— Records —
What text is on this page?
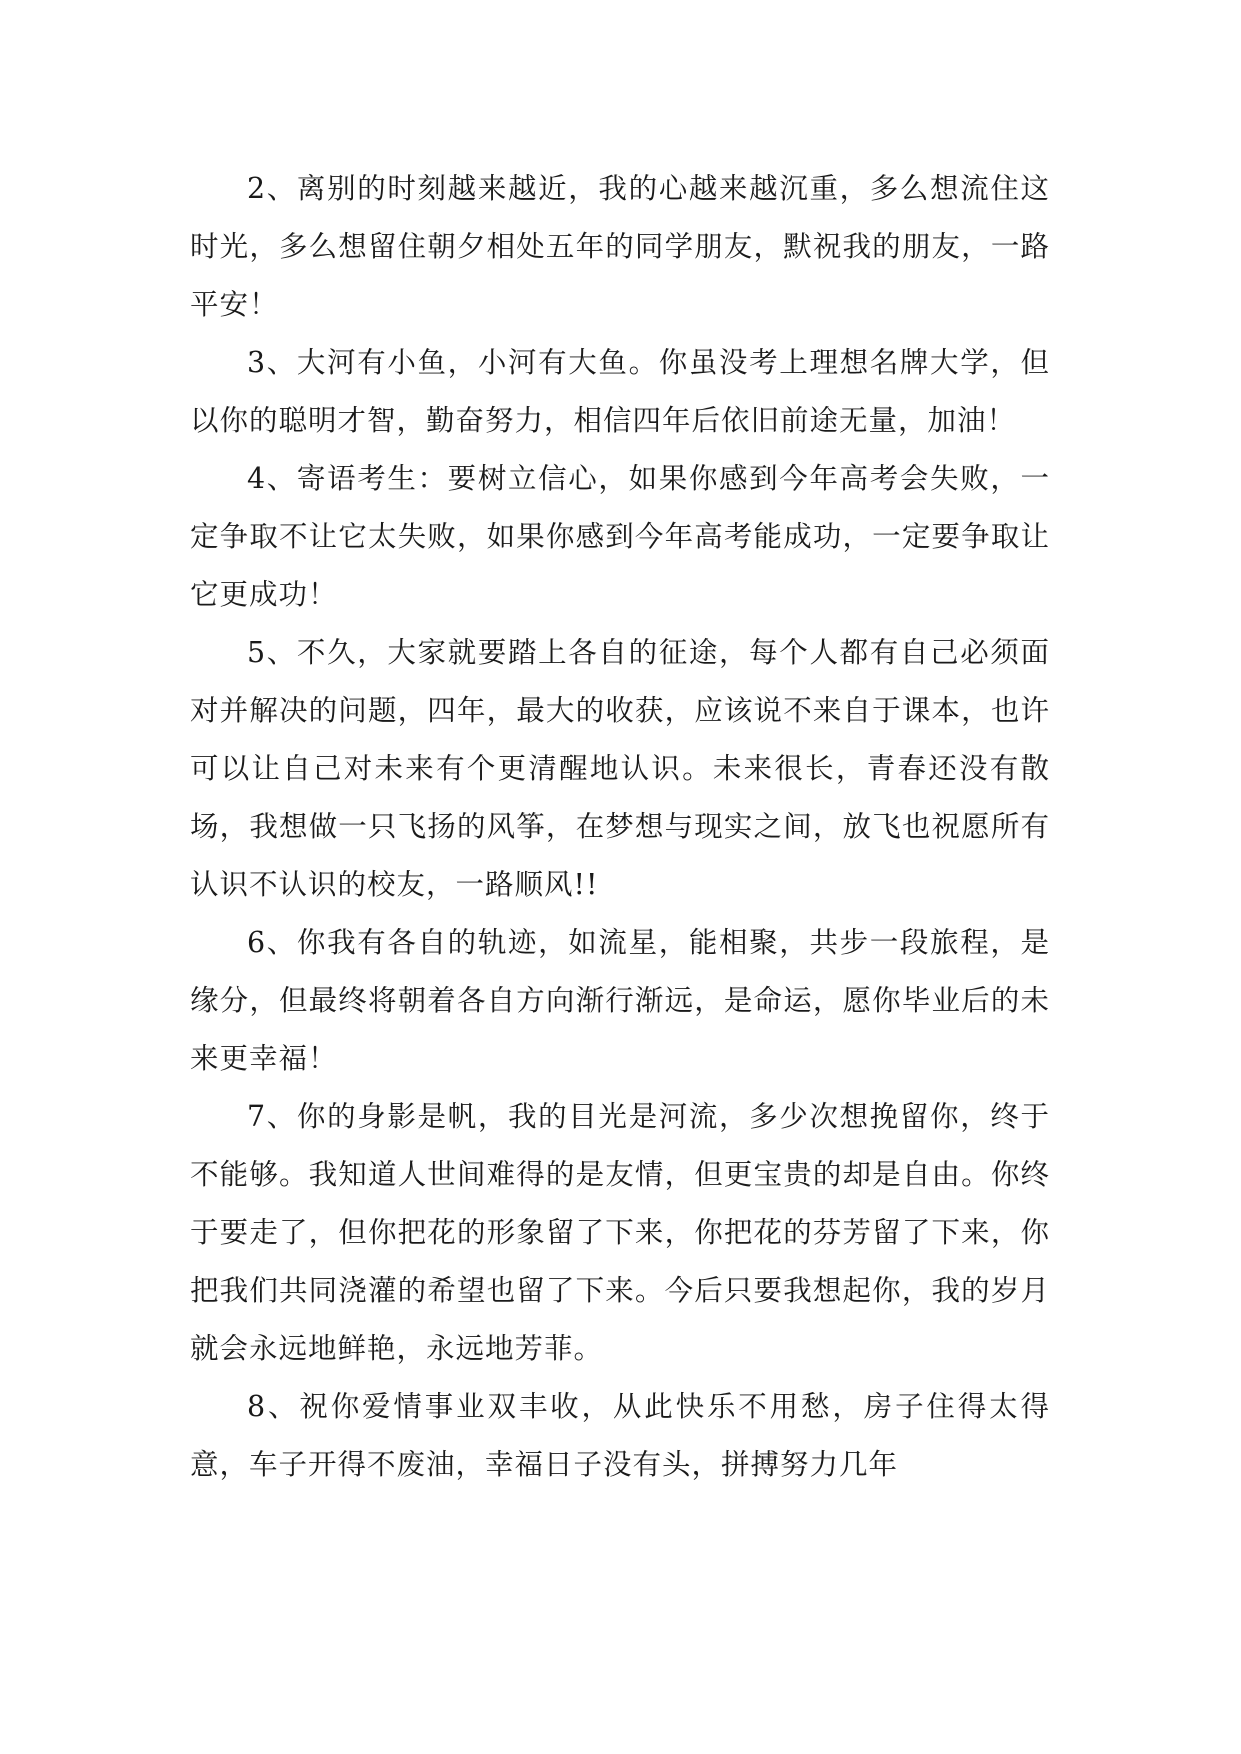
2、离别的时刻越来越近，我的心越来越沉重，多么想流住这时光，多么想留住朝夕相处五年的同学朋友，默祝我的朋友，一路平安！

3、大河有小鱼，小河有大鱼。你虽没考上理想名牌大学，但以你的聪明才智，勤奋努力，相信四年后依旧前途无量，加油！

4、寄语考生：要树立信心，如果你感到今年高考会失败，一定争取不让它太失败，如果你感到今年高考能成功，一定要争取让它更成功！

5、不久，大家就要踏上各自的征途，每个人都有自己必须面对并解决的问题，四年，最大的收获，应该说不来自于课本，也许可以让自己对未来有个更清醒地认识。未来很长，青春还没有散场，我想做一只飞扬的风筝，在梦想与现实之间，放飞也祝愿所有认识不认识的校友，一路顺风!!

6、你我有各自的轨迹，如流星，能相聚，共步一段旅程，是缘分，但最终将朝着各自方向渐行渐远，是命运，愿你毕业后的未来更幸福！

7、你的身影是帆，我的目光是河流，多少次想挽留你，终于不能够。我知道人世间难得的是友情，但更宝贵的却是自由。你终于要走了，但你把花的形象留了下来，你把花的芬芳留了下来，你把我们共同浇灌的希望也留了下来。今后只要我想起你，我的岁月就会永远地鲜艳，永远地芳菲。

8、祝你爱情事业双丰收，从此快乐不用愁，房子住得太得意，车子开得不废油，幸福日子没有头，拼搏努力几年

---

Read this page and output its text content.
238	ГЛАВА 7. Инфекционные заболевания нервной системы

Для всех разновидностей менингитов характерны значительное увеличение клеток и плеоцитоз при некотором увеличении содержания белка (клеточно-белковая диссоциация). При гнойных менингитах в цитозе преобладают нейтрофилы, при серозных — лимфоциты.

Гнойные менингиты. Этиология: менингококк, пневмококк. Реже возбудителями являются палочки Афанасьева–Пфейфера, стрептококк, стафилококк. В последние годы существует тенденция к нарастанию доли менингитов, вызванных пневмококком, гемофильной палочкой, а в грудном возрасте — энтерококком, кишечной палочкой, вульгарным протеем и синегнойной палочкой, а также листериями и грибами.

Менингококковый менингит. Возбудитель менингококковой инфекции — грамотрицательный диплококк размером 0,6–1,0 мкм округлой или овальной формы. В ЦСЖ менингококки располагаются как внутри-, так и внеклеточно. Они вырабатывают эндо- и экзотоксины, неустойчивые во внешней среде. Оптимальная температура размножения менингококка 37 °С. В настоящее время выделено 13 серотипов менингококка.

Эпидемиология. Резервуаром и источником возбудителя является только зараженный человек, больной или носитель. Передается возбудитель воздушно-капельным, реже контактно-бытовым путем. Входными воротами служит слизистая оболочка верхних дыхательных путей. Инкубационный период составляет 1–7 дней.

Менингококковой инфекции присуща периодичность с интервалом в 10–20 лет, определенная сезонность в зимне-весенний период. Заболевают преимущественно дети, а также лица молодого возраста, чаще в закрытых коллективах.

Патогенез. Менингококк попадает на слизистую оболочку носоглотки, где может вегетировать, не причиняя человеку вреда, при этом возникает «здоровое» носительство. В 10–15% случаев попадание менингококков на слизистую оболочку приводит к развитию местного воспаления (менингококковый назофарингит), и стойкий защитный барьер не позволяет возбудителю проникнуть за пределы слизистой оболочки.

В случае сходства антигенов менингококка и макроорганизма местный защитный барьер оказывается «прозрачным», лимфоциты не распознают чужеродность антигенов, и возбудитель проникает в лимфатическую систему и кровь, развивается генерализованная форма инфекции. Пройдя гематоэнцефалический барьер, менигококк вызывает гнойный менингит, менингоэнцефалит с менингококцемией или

— Problem to work on —
Check every line of the data, and copy the ones that contain "лимфоциты".

— Task answer —
Для всех разновидностей менингитов характерны значительное увеличение клеток и плеоцитоз при некотором увеличении содержания белка (клеточно-белковая диссоциация). При гнойных менингитах в цитозе преобладают нейтрофилы, при серозных — лимфоциты.
В случае сходства антигенов менингококка и макроорганизма местный защитный барьер оказывается «прозрачным», лимфоциты не распознают чужеродность антигенов, и возбудитель проникает в лимфатическую систему и кровь, развивается генерализованная форма инфекции. Пройдя гематоэнцефалический барьер, менигококк вызывает гнойный менингит, менингоэнцефалит с менингококцемией или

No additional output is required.